begin DATA LINES

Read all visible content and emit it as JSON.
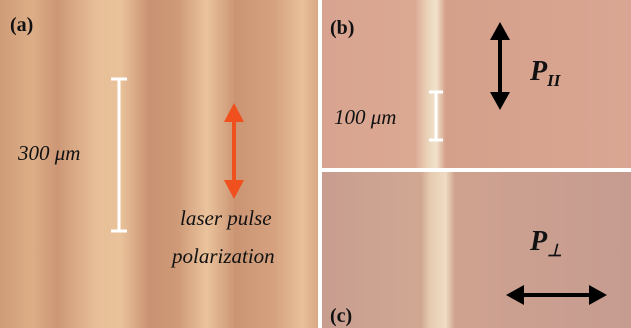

end DATA LINES
begin DATA LINES

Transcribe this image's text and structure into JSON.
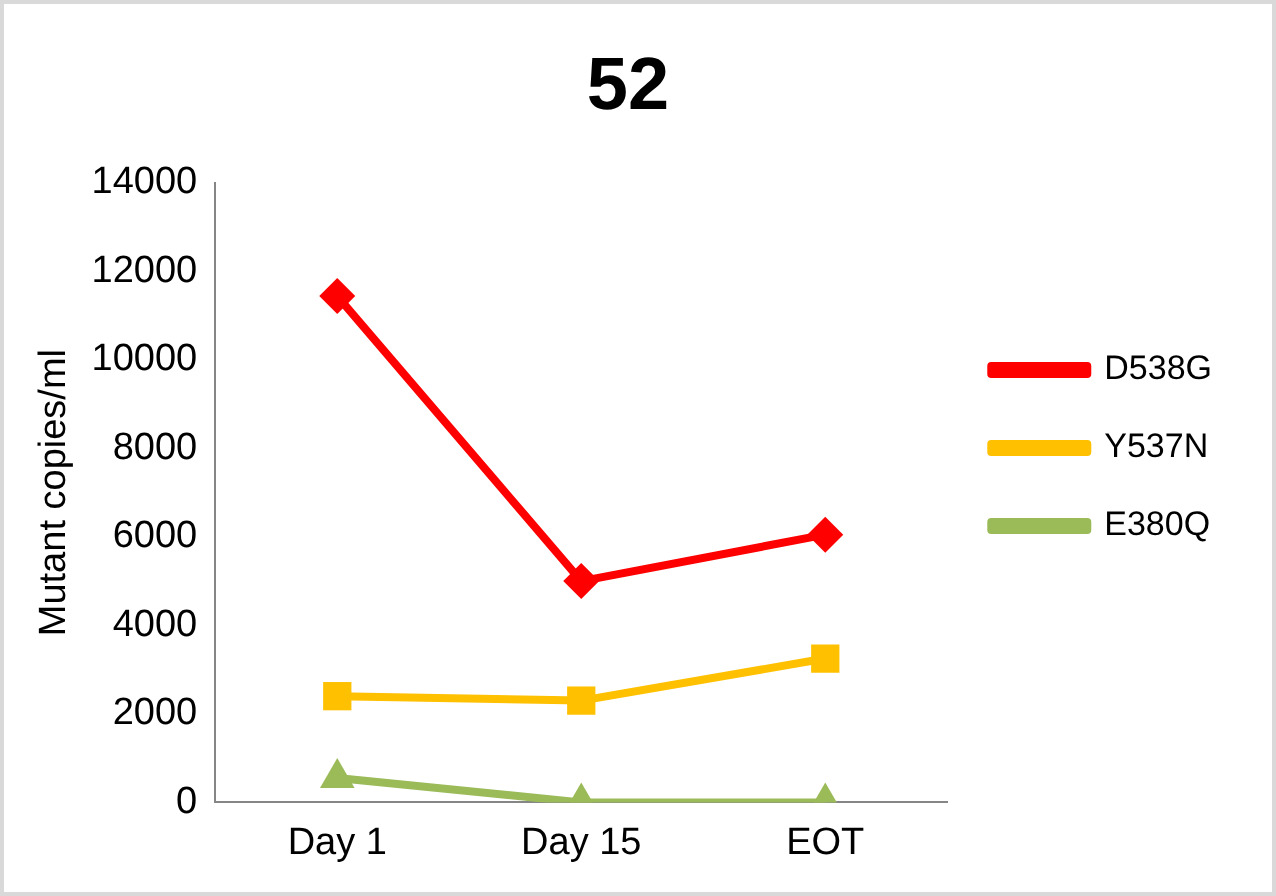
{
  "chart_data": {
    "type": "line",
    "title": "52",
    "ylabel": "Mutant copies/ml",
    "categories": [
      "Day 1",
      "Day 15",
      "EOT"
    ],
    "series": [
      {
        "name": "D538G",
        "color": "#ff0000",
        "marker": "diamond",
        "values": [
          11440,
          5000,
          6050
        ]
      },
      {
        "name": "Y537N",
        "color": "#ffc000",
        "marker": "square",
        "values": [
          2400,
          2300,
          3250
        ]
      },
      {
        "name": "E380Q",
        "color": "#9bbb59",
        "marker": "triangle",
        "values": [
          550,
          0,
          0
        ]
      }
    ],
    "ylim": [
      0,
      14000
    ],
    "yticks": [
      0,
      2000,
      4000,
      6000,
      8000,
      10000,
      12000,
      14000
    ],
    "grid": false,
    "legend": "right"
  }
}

end DATA LINES
begin DATA LINES

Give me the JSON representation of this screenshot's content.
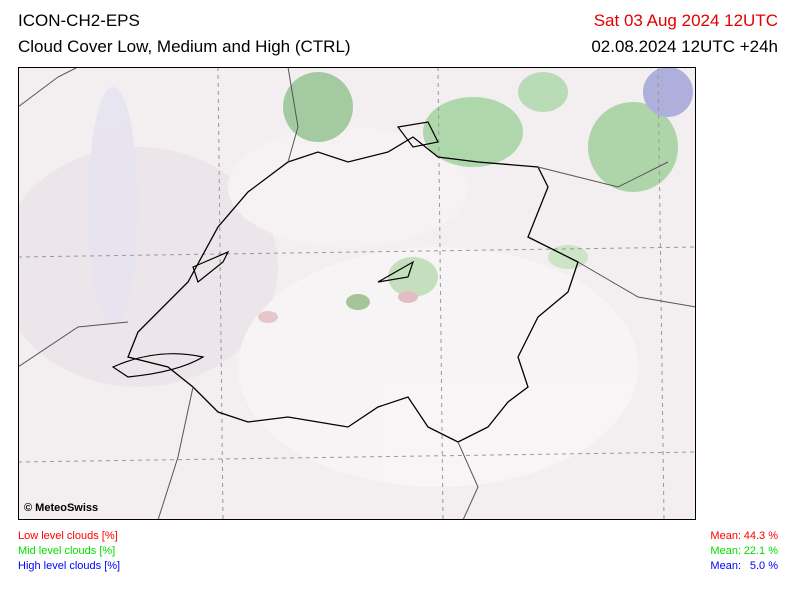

end DATA LINES

→ **TASK STATEMENT**: From the entries above, list each line with "content" in it.

→ **EXERCISE ANSWER**:
Read all visible content and emit it as JSON.
Give me the JSON representation of this screenshot's content.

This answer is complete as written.